• **GIVEN EXERCISE**
Gather every line from the entries below that includes "made".

• **ENTRIES SUPPLIED**
== == ==
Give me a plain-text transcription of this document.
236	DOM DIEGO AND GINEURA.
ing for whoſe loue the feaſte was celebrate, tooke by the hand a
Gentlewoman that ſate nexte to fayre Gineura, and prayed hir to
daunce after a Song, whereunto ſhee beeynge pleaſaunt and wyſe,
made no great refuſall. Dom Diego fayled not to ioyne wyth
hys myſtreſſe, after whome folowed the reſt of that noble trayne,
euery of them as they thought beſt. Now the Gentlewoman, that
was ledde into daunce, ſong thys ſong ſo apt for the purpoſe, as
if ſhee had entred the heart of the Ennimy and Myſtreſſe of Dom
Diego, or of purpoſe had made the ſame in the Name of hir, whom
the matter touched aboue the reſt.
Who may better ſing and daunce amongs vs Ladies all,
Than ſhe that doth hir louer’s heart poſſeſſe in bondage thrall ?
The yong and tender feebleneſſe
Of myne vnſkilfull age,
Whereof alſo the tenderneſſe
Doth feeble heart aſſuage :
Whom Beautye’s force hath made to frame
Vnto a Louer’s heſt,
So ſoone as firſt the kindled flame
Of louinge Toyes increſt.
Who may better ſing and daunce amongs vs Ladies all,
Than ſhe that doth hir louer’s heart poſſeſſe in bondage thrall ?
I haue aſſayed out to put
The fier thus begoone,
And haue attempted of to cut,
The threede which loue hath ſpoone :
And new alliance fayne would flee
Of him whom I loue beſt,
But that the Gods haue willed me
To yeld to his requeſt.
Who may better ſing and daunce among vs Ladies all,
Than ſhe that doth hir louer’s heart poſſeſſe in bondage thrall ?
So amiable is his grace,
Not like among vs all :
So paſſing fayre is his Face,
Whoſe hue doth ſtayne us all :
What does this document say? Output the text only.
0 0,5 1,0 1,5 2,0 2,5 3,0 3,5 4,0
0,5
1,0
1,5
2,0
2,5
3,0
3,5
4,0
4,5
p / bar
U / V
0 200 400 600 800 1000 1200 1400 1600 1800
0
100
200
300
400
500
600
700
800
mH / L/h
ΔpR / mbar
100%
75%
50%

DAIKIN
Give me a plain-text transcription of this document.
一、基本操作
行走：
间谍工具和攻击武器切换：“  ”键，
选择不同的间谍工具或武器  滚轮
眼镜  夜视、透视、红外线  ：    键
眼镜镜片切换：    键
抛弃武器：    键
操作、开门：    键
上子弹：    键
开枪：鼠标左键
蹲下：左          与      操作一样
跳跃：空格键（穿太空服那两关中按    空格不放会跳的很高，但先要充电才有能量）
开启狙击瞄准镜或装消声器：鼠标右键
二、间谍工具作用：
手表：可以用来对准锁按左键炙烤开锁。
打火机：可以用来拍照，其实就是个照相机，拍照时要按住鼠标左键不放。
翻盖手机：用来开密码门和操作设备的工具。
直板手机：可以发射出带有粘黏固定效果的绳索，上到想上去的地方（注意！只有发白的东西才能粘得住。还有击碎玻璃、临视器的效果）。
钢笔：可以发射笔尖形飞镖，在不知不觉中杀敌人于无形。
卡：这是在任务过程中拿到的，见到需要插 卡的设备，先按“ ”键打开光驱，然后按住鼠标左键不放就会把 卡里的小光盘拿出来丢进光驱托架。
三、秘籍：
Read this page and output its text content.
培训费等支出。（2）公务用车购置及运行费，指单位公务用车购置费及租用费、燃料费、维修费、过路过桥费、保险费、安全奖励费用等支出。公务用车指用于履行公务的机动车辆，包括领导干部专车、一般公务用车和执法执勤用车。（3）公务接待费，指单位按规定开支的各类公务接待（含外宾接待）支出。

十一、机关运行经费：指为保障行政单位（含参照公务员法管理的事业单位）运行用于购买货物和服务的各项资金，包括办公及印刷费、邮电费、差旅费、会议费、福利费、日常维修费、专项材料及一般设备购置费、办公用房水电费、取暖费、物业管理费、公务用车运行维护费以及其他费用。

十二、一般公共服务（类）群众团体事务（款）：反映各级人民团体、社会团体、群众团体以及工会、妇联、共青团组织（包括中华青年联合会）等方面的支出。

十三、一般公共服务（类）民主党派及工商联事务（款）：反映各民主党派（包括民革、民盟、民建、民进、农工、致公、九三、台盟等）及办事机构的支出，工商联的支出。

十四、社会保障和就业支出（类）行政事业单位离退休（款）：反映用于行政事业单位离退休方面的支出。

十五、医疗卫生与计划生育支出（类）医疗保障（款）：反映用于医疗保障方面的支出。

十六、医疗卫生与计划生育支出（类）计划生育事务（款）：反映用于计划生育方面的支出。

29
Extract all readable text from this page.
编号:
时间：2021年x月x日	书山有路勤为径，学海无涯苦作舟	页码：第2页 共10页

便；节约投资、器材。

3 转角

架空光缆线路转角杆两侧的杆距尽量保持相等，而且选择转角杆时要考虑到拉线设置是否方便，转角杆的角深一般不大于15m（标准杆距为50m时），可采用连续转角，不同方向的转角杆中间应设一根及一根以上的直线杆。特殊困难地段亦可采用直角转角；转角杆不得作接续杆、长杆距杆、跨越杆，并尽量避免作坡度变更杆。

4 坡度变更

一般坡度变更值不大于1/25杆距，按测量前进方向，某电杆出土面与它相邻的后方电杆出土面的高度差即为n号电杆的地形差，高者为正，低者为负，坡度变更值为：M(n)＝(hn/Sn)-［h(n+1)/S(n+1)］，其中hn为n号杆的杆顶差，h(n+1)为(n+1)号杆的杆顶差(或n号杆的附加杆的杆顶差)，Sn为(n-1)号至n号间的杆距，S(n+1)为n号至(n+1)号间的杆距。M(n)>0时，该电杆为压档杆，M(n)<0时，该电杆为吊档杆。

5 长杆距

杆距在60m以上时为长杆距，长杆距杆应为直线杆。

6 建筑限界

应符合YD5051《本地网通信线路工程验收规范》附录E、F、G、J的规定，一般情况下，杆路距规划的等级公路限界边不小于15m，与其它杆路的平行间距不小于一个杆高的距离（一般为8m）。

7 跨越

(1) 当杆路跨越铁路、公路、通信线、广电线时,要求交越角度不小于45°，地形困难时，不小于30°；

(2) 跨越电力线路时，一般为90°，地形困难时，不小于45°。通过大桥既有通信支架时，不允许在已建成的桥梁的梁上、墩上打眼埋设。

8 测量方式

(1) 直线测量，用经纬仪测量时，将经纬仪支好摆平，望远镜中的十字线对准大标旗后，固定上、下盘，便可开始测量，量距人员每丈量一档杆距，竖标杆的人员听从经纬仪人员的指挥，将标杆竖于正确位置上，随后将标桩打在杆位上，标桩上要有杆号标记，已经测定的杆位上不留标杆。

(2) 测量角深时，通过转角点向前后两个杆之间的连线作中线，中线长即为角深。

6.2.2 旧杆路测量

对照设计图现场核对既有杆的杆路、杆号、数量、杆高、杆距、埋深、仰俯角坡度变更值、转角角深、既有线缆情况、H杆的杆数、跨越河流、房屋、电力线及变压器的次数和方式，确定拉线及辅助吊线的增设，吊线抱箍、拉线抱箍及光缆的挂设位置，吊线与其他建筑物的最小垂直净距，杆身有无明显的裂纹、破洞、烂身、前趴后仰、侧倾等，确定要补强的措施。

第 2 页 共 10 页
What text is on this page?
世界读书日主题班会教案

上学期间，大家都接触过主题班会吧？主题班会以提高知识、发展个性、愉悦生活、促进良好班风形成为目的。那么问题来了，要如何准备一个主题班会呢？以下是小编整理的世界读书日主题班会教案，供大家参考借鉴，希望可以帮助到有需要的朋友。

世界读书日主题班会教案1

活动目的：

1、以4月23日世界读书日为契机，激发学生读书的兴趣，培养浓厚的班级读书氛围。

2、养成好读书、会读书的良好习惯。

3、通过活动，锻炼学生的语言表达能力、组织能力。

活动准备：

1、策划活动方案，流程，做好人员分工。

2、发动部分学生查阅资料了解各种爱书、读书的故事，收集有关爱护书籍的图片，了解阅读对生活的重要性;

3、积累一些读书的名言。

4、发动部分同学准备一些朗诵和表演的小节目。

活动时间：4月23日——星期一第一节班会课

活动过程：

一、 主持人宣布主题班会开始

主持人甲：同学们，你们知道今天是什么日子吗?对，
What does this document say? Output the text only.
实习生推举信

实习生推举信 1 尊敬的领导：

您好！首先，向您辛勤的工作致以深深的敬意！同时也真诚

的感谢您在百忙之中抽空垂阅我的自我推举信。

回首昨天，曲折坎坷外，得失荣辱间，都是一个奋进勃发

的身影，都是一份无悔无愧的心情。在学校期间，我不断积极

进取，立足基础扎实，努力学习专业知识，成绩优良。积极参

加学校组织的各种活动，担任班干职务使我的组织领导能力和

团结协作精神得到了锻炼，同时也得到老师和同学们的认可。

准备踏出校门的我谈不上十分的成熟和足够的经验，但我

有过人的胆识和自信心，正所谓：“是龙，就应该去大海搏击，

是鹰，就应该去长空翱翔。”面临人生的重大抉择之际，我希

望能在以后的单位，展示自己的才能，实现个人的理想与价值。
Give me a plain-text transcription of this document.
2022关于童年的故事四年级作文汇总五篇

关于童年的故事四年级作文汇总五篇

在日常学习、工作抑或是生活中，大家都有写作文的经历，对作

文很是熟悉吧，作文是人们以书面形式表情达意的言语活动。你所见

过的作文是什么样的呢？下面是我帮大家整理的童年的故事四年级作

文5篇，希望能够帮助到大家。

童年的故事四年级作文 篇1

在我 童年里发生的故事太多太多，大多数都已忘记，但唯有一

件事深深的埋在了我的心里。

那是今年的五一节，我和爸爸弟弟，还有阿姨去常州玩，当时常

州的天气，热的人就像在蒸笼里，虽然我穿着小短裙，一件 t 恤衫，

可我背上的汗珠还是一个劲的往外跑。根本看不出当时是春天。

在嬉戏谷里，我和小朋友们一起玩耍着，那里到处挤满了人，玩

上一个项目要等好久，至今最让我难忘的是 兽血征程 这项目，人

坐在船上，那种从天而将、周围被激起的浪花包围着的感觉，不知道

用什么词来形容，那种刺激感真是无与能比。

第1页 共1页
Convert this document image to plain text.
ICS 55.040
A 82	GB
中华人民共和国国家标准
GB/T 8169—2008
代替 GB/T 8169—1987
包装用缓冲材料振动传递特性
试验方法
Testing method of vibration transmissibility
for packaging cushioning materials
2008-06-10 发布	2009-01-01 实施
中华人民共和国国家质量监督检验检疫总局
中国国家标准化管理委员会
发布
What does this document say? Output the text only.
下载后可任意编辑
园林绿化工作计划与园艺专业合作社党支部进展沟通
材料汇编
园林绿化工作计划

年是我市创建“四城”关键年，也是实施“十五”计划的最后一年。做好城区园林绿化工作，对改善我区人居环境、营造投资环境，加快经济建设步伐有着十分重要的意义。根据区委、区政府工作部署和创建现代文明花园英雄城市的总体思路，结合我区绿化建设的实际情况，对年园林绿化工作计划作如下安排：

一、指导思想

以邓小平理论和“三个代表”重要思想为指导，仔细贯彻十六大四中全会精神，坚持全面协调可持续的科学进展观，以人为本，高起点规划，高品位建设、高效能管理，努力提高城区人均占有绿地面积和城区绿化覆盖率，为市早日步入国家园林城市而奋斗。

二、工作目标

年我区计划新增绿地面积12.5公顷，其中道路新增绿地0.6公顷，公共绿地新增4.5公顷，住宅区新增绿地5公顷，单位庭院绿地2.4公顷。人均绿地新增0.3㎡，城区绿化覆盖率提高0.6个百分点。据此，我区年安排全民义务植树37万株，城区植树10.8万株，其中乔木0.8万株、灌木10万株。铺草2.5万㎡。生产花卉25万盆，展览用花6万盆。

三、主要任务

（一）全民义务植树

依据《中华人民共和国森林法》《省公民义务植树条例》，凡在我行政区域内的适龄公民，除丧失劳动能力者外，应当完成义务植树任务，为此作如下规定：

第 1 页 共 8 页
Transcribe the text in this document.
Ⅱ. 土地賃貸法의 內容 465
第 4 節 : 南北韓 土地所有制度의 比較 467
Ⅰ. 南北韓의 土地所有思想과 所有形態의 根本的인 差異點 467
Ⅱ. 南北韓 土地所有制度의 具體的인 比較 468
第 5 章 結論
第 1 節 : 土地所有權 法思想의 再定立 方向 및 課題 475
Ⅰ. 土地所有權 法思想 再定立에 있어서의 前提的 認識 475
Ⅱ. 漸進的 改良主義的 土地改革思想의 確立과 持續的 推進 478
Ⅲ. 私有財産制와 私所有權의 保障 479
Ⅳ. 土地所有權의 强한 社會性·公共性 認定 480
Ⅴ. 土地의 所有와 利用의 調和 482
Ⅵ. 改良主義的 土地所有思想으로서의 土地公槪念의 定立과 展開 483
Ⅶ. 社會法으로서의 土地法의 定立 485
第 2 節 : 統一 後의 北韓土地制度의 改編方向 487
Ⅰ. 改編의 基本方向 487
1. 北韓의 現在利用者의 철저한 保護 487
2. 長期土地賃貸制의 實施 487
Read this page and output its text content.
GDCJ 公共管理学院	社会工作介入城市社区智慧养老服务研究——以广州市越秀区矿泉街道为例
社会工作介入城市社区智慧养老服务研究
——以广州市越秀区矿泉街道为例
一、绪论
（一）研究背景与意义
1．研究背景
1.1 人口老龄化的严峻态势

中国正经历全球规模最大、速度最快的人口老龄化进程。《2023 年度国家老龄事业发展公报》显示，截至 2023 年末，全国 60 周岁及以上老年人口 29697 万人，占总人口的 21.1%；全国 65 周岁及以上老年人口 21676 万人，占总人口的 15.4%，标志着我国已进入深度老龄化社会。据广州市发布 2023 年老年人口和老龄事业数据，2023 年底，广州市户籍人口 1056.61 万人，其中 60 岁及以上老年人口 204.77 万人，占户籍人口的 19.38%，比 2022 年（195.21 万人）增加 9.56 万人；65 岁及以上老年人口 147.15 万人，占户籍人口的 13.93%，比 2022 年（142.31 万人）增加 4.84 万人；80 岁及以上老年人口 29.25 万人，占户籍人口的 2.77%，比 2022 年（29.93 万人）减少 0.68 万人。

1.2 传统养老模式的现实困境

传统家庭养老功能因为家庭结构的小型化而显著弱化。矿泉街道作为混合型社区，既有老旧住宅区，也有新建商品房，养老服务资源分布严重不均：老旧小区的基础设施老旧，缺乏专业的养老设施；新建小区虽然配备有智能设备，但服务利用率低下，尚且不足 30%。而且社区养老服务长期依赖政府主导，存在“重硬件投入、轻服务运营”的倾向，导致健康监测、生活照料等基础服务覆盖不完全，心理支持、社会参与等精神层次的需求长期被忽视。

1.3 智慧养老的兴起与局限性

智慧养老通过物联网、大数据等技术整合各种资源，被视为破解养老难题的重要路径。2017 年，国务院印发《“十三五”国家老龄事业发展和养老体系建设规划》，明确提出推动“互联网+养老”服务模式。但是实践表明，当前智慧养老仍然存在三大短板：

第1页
== == ==
• **SOLUTION TO THE PROBLEM**
made no great refuſall. Dom Diego fayled not to ioyne wyth
Diego, or of purpoſe had made the ſame in the Name of hir, whom
Whom Beautye’s force hath made to frame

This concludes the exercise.